__WHAT THE TASK REQUIRES__:
Select every line containing the word "userData" from the material, and copy those lines.

— START GIVEN ENTRIES —

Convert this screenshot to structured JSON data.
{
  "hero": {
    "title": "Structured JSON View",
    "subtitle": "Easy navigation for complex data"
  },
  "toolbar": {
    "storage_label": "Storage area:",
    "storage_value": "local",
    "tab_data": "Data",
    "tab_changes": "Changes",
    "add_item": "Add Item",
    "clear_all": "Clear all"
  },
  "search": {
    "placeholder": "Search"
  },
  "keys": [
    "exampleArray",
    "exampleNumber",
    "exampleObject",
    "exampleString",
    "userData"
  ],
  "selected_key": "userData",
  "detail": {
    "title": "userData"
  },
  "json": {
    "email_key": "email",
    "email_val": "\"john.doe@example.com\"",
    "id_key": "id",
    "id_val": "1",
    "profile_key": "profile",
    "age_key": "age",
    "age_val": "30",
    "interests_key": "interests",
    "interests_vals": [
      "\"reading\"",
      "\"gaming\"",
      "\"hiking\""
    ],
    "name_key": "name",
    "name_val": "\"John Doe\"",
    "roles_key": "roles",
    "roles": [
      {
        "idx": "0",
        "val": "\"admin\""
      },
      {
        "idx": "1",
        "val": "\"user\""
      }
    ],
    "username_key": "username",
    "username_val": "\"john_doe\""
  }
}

— END GIVEN ENTRIES —

__CORRECT RESULT__:
    "userData"
  "selected_key": "userData",
    "title": "userData"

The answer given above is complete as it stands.